*WHAT IS ASKED*
Identify the lines that contain the string "content" and copy all of them.

*INFORMATION SUPPLIED*
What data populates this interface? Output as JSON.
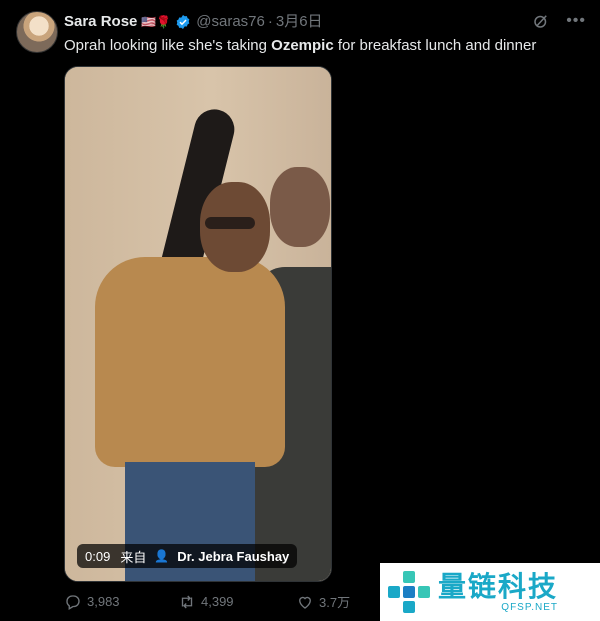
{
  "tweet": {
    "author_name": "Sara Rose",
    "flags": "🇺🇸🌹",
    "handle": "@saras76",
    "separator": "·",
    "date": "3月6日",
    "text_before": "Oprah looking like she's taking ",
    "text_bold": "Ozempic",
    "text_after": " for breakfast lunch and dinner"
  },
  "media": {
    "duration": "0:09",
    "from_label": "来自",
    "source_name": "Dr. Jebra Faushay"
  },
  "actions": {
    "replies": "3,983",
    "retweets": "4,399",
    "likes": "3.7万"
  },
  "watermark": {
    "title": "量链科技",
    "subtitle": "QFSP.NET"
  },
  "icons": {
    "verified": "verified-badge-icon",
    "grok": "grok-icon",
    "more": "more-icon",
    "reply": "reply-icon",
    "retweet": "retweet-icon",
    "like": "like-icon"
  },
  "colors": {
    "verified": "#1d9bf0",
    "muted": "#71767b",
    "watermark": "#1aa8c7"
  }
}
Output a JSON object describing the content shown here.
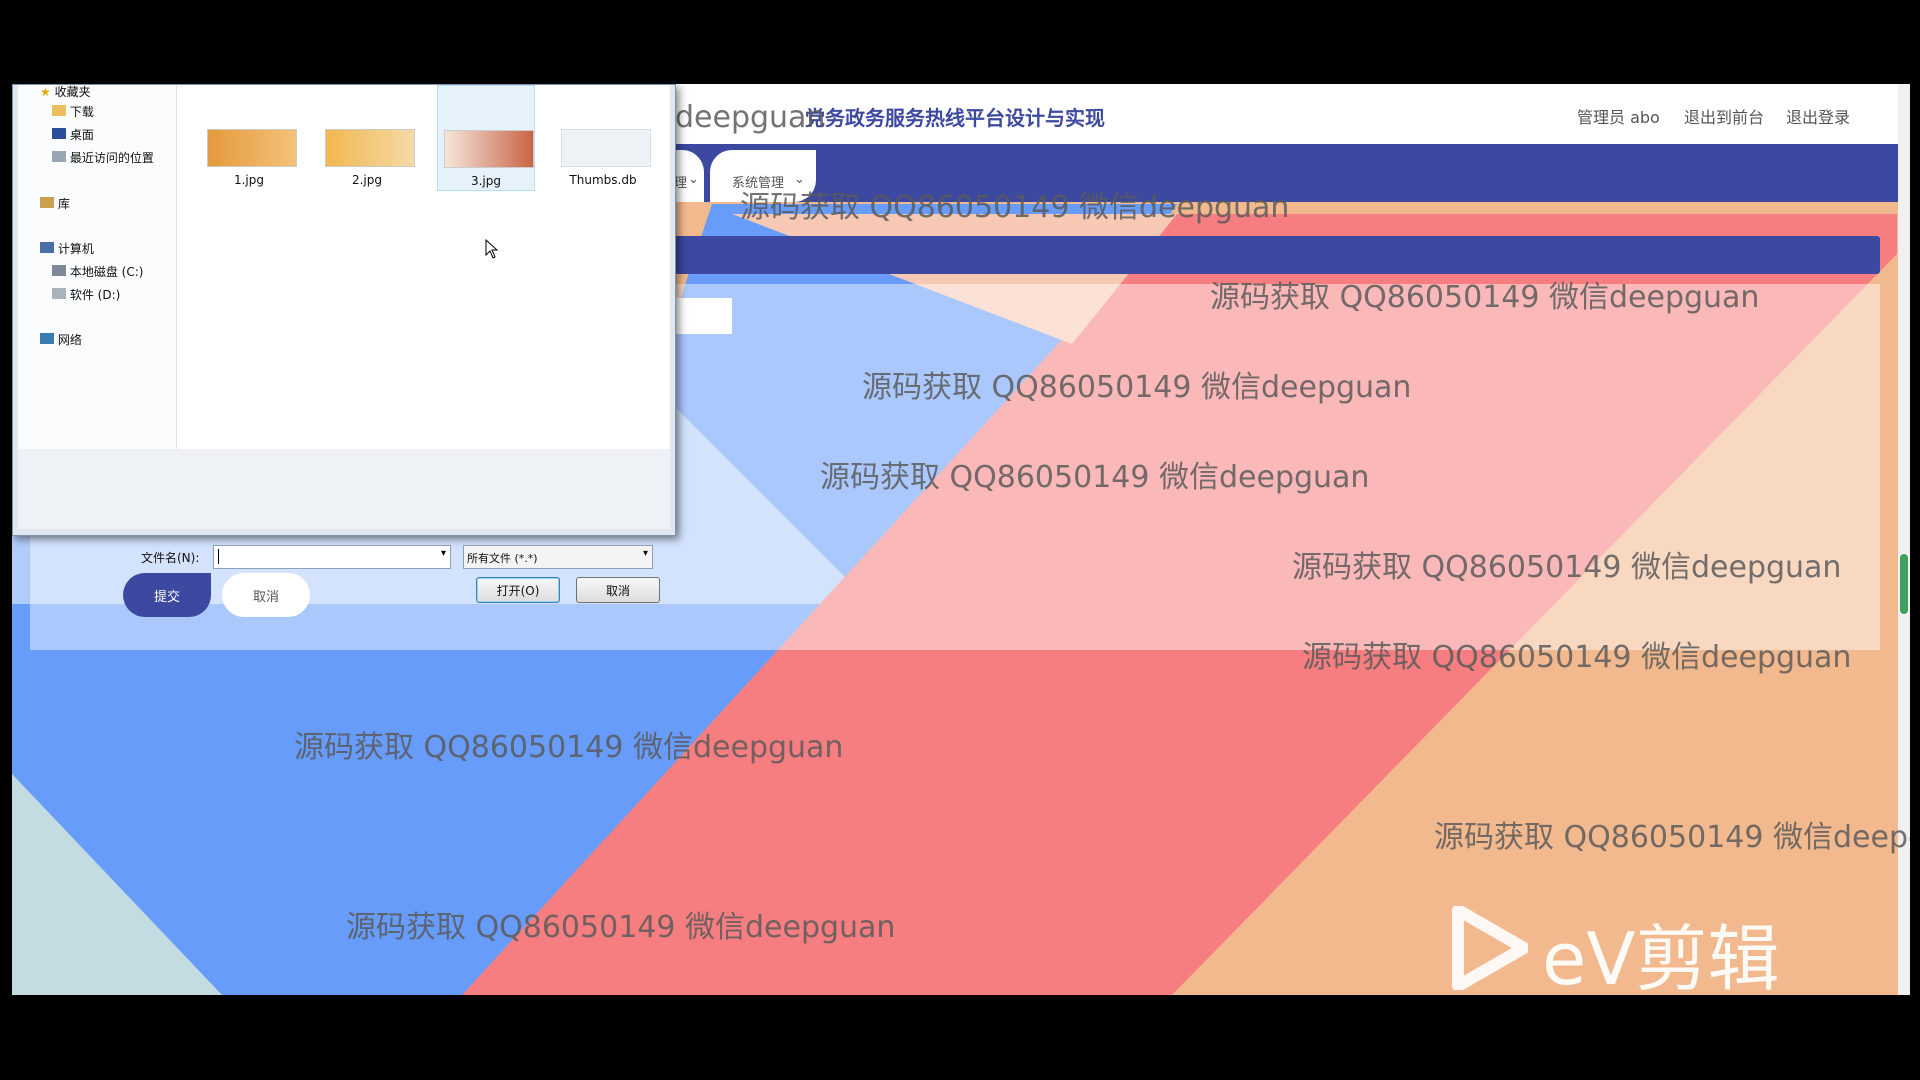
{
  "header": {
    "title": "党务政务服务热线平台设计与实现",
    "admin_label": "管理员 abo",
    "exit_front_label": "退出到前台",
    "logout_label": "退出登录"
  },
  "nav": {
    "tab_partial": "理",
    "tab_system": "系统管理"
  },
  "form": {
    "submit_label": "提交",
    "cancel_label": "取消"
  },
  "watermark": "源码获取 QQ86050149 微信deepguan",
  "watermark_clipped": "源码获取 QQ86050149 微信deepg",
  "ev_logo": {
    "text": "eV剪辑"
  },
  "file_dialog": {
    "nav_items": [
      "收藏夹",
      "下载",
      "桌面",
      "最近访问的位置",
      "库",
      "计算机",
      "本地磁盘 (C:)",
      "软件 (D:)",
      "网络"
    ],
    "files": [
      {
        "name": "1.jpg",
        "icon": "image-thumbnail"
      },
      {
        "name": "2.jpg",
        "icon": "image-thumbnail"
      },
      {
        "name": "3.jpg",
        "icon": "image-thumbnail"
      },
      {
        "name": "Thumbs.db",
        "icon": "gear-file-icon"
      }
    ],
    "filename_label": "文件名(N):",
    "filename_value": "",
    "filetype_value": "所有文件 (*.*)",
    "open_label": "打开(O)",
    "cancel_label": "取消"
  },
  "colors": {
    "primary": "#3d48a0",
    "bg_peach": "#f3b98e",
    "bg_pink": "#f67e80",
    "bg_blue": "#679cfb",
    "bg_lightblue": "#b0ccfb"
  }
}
* * *
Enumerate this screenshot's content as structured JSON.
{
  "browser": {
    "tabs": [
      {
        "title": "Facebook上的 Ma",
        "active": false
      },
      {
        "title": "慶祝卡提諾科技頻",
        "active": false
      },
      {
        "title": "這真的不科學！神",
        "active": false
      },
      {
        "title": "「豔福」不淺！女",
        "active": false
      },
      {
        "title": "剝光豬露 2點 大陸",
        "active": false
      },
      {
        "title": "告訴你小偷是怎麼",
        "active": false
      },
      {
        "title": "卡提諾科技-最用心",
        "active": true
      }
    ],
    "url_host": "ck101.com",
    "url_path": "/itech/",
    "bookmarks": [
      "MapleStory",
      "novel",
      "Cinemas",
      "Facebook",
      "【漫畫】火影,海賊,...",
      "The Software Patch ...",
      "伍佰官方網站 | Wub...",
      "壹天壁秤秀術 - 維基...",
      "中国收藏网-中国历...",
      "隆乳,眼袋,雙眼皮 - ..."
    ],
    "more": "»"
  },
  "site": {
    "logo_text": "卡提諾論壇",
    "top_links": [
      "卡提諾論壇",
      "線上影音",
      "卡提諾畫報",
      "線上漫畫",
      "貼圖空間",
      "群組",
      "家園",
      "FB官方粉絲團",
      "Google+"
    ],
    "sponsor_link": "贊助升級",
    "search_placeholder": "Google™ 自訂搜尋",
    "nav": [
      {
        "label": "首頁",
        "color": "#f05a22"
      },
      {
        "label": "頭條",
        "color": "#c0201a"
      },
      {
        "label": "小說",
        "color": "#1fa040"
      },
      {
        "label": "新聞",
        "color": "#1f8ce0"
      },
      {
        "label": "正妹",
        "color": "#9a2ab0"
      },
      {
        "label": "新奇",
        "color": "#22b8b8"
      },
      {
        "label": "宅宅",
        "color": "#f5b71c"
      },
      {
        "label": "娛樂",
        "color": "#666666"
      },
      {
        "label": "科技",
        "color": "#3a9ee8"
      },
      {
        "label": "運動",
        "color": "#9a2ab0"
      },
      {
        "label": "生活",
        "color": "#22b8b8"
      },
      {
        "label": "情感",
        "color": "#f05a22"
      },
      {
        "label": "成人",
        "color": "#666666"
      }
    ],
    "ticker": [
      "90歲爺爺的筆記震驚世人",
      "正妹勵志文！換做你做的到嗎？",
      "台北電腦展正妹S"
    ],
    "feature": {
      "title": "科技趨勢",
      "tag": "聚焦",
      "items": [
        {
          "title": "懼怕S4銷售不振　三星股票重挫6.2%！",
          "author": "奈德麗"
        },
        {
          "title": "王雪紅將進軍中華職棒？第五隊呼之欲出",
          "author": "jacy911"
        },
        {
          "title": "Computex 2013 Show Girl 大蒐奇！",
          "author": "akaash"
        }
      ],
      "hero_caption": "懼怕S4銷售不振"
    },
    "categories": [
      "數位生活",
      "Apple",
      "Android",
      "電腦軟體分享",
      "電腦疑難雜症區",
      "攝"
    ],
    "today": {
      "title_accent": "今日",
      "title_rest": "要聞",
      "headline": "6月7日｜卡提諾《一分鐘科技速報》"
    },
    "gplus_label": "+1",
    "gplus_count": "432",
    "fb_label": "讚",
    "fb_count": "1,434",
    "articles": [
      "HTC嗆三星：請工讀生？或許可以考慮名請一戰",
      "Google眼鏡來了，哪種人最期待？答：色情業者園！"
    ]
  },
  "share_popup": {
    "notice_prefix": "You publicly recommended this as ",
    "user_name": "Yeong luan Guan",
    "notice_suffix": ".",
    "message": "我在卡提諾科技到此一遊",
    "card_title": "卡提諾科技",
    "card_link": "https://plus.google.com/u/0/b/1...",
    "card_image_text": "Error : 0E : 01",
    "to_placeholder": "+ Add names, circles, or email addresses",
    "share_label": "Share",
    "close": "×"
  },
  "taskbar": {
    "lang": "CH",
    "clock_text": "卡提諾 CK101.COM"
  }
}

*COMPLETED TASK*
Output a JSON object describing the content shown here.
Enumerate this screenshot's content as structured JSON.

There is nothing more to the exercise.